(Stored data)

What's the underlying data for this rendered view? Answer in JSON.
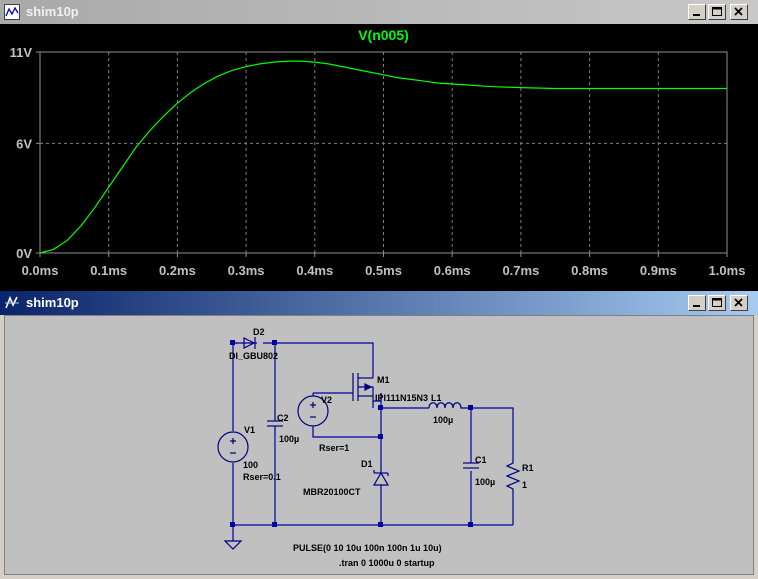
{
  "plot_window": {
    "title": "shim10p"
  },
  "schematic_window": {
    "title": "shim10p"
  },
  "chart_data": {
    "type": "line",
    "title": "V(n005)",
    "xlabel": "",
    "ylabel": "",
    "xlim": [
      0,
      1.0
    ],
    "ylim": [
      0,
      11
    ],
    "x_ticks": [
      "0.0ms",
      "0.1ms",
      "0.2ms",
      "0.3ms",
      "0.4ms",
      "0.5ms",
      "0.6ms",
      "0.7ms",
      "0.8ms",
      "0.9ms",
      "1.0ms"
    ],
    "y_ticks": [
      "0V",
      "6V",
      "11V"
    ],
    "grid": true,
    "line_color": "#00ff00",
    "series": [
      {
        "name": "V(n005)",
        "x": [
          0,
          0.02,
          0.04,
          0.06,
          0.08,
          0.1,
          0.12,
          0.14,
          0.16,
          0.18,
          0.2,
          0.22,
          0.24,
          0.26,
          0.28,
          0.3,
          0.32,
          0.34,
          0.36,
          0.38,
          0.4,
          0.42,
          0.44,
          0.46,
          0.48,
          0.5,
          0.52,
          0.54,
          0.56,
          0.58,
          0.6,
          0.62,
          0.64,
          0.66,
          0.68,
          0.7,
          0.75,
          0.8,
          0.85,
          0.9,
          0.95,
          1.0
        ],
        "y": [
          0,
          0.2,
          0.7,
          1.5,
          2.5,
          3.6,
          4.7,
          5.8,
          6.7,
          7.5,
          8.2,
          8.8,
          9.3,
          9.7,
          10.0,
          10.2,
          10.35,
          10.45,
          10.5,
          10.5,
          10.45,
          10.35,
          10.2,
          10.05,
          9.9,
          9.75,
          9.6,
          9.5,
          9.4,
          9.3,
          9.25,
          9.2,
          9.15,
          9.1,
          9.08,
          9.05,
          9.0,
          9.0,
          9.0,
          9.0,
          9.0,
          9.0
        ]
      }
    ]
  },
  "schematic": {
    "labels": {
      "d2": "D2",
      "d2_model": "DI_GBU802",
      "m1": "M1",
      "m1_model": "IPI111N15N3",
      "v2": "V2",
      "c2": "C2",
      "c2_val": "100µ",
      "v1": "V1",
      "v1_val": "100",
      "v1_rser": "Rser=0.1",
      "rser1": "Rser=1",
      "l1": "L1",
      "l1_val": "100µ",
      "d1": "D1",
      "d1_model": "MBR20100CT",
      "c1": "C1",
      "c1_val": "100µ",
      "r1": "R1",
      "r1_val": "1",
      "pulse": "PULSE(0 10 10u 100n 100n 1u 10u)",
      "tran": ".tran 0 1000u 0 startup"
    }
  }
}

* * *

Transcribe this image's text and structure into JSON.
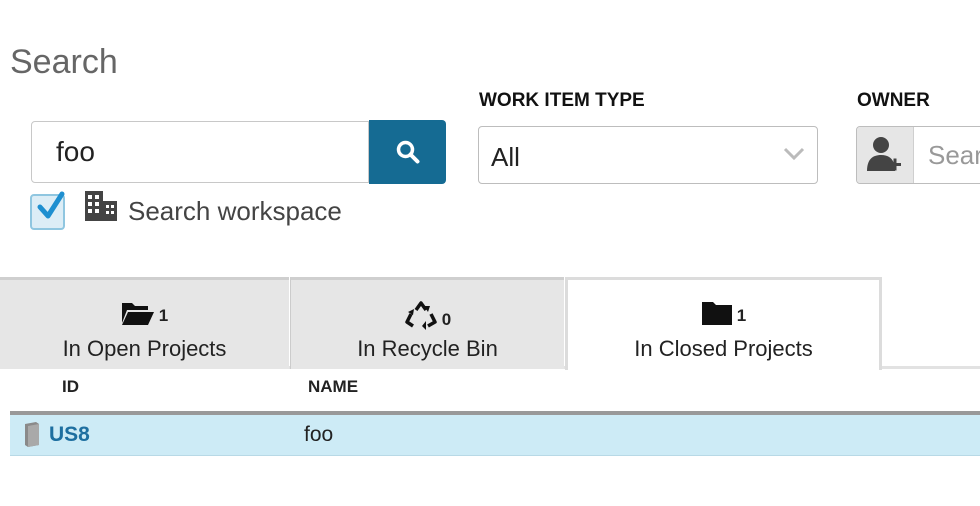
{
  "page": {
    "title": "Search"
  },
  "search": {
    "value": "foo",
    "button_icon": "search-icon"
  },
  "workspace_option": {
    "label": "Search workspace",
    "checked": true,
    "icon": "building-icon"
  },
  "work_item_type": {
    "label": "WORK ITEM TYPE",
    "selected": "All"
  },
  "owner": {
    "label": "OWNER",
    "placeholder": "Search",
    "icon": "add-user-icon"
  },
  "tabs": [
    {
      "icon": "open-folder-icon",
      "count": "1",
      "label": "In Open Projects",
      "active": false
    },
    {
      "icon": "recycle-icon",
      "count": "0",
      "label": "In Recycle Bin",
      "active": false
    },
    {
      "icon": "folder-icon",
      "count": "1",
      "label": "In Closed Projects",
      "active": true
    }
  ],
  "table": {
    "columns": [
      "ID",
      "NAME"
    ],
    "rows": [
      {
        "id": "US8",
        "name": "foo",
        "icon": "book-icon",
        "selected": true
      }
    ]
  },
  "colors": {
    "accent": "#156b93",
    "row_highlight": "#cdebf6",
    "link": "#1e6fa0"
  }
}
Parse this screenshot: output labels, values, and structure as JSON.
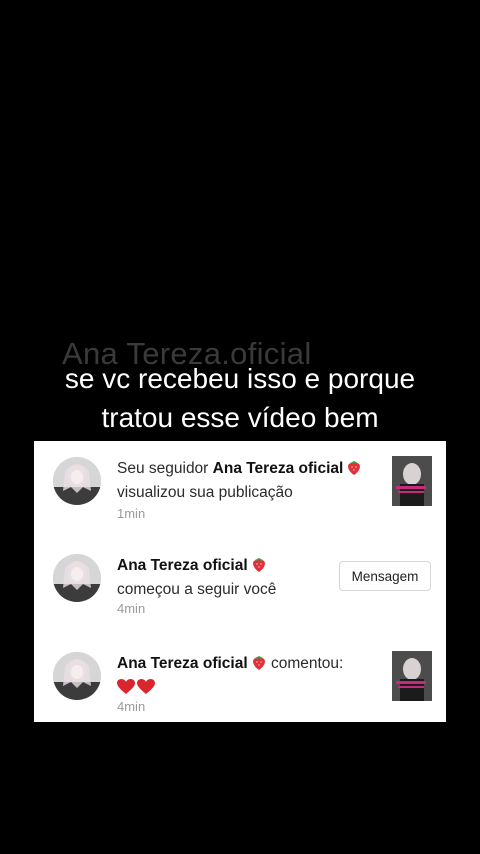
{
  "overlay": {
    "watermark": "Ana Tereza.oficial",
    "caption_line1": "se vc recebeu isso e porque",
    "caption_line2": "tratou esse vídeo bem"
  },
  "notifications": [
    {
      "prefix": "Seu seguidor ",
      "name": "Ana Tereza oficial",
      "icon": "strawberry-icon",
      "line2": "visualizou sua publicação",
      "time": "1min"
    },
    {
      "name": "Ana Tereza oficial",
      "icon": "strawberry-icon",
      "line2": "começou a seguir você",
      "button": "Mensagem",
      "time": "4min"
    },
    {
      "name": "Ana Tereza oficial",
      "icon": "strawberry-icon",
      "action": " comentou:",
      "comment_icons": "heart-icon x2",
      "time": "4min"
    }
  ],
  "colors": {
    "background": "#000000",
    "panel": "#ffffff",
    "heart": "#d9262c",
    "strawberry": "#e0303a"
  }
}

* [WHAT TO WORK ON]: Lines that hold "icon" are the ones to copy; find all of them.

* [TASK OUTPUT]:
    "button_icon": "search-icon"
    "icon": "building-icon"
    "icon": "add-user-icon"
      "icon": "open-folder-icon",
      "icon": "recycle-icon",
      "icon": "folder-icon",
        "icon": "book-icon",
      "icon": "strawberry-icon",
      "icon": "strawberry-icon",
      "icon": "strawberry-icon",
      "comment_icons": "heart-icon x2",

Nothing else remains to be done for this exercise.